(Stored entries)
********

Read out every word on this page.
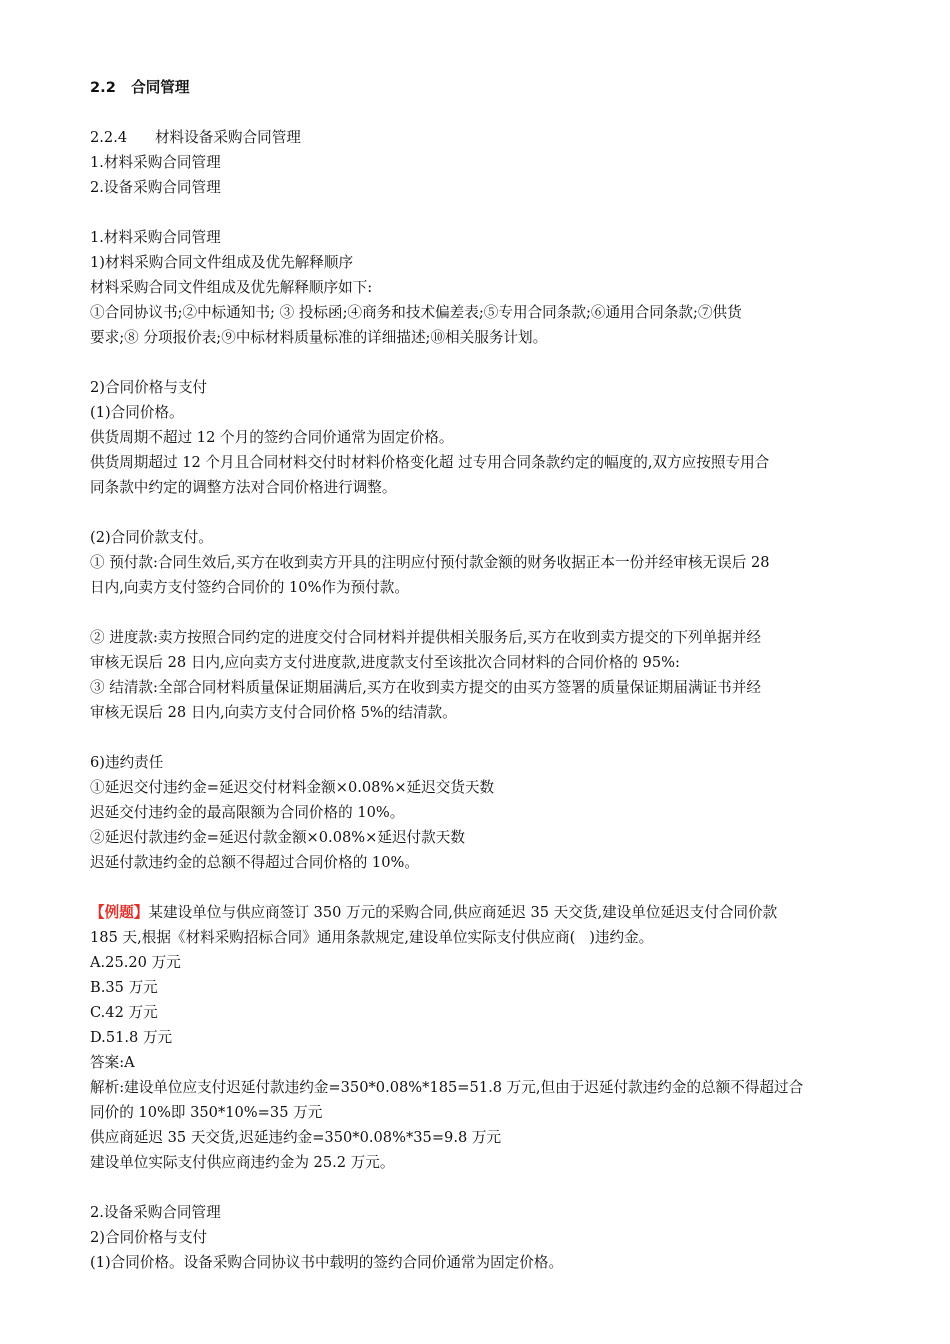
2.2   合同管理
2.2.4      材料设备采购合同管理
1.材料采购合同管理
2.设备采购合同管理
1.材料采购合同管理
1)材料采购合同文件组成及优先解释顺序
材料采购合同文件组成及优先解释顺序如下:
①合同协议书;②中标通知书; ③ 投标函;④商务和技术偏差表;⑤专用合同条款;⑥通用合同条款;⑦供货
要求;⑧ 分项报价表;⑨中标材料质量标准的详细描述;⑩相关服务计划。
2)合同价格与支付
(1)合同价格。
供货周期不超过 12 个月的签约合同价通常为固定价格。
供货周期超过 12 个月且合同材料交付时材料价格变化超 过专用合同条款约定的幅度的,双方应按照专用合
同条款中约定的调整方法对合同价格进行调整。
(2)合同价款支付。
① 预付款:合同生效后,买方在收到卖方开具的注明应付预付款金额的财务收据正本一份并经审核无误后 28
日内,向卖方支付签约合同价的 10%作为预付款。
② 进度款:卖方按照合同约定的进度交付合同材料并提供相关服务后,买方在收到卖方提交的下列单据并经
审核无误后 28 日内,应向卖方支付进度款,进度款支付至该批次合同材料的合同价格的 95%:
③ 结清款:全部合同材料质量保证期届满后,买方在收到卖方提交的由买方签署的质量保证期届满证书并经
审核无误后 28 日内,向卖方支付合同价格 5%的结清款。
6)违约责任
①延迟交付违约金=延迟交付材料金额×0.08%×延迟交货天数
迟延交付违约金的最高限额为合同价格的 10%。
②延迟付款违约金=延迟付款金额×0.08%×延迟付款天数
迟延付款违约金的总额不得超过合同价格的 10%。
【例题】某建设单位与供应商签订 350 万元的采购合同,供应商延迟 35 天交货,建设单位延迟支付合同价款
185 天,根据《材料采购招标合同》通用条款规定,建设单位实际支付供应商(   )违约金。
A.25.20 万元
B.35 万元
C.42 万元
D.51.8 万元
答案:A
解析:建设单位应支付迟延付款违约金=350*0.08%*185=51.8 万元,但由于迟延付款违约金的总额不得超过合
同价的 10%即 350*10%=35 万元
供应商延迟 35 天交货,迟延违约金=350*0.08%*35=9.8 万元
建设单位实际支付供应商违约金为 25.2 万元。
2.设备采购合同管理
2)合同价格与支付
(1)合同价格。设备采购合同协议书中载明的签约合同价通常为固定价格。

********

- What to work on
Extract, from the listing above, every line where the string "供应商延迟" occurs.

- Reply
【例题】某建设单位与供应商签订 350 万元的采购合同,供应商延迟 35 天交货,建设单位延迟支付合同价款
供应商延迟 35 天交货,迟延违约金=350*0.08%*35=9.8 万元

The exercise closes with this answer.